STORED RECORDS.
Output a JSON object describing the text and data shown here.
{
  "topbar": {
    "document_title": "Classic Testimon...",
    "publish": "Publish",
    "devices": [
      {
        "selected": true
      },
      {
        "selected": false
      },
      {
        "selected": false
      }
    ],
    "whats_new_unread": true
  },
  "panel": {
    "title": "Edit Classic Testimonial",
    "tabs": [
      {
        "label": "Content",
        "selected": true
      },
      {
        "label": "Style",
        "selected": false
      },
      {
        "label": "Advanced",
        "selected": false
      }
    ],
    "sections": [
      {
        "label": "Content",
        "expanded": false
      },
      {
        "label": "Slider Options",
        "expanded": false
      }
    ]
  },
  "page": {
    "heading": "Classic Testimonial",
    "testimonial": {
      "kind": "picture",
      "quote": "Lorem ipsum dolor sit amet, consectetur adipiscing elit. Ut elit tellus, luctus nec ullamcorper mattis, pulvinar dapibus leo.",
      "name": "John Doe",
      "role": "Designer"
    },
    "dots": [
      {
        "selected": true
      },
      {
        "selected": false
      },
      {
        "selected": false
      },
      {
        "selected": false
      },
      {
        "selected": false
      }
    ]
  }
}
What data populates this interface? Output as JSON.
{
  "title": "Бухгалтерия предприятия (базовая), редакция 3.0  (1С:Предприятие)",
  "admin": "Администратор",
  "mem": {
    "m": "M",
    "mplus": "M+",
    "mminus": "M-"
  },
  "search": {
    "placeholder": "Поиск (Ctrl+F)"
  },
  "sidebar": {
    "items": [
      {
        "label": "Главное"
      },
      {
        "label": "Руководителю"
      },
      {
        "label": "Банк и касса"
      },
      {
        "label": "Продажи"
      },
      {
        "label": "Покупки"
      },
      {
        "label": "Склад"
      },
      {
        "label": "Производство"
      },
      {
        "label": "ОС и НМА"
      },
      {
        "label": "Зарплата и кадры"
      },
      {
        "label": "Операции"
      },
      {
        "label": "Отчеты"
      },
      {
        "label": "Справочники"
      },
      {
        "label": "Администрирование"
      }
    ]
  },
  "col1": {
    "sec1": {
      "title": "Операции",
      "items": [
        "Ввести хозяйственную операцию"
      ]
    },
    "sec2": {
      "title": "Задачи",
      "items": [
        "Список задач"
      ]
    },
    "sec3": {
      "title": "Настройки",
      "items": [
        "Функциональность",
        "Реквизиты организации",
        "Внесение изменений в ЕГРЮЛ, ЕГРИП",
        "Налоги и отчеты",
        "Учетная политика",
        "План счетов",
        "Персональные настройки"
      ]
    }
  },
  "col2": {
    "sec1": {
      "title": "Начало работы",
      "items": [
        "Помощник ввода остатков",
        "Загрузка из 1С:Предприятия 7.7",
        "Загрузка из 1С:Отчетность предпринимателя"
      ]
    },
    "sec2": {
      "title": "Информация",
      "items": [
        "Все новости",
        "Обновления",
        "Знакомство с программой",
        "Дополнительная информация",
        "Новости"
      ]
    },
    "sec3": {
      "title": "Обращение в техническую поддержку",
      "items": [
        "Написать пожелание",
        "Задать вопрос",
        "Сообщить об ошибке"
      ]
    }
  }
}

PROMPT.
All of the entries need to be reproduced exactly; please write them out.

REPLY.
Output a JSON object describing the text and data shown here.
{
  "topbar": {
    "document_title": "Classic Testimon...",
    "publish": "Publish",
    "devices": [
      {
        "selected": true
      },
      {
        "selected": false
      },
      {
        "selected": false
      }
    ],
    "whats_new_unread": true
  },
  "panel": {
    "title": "Edit Classic Testimonial",
    "tabs": [
      {
        "label": "Content",
        "selected": true
      },
      {
        "label": "Style",
        "selected": false
      },
      {
        "label": "Advanced",
        "selected": false
      }
    ],
    "sections": [
      {
        "label": "Content",
        "expanded": false
      },
      {
        "label": "Slider Options",
        "expanded": false
      }
    ]
  },
  "page": {
    "heading": "Classic Testimonial",
    "testimonial": {
      "kind": "picture",
      "quote": "Lorem ipsum dolor sit amet, consectetur adipiscing elit. Ut elit tellus, luctus nec ullamcorper mattis, pulvinar dapibus leo.",
      "name": "John Doe",
      "role": "Designer"
    },
    "dots": [
      {
        "selected": true
      },
      {
        "selected": false
      },
      {
        "selected": false
      },
      {
        "selected": false
      },
      {
        "selected": false
      }
    ]
  }
}
What data populates this interface? Output as JSON.
{
  "title": "Бухгалтерия предприятия (базовая), редакция 3.0  (1С:Предприятие)",
  "admin": "Администратор",
  "mem": {
    "m": "M",
    "mplus": "M+",
    "mminus": "M-"
  },
  "search": {
    "placeholder": "Поиск (Ctrl+F)"
  },
  "sidebar": {
    "items": [
      {
        "label": "Главное"
      },
      {
        "label": "Руководителю"
      },
      {
        "label": "Банк и касса"
      },
      {
        "label": "Продажи"
      },
      {
        "label": "Покупки"
      },
      {
        "label": "Склад"
      },
      {
        "label": "Производство"
      },
      {
        "label": "ОС и НМА"
      },
      {
        "label": "Зарплата и кадры"
      },
      {
        "label": "Операции"
      },
      {
        "label": "Отчеты"
      },
      {
        "label": "Справочники"
      },
      {
        "label": "Администрирование"
      }
    ]
  },
  "col1": {
    "sec1": {
      "title": "Операции",
      "items": [
        "Ввести хозяйственную операцию"
      ]
    },
    "sec2": {
      "title": "Задачи",
      "items": [
        "Список задач"
      ]
    },
    "sec3": {
      "title": "Настройки",
      "items": [
        "Функциональность",
        "Реквизиты организации",
        "Внесение изменений в ЕГРЮЛ, ЕГРИП",
        "Налоги и отчеты",
        "Учетная политика",
        "План счетов",
        "Персональные настройки"
      ]
    }
  },
  "col2": {
    "sec1": {
      "title": "Начало работы",
      "items": [
        "Помощник ввода остатков",
        "Загрузка из 1С:Предприятия 7.7",
        "Загрузка из 1С:Отчетность предпринимателя"
      ]
    },
    "sec2": {
      "title": "Информация",
      "items": [
        "Все новости",
        "Обновления",
        "Знакомство с программой",
        "Дополнительная информация",
        "Новости"
      ]
    },
    "sec3": {
      "title": "Обращение в техническую поддержку",
      "items": [
        "Написать пожелание",
        "Задать вопрос",
        "Сообщить об ошибке"
      ]
    }
  }
}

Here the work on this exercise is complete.